Short problem: Check each line of the records below for the word "proxy" and copy those where it appears.

Records from a dataset:
···
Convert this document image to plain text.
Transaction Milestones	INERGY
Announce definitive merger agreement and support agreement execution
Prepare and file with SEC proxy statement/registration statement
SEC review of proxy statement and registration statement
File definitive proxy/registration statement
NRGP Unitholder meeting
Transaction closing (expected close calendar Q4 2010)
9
···
Complete output:
Prepare and file with SEC proxy statement/registration statement
SEC review of proxy statement and registration statement
File definitive proxy/registration statement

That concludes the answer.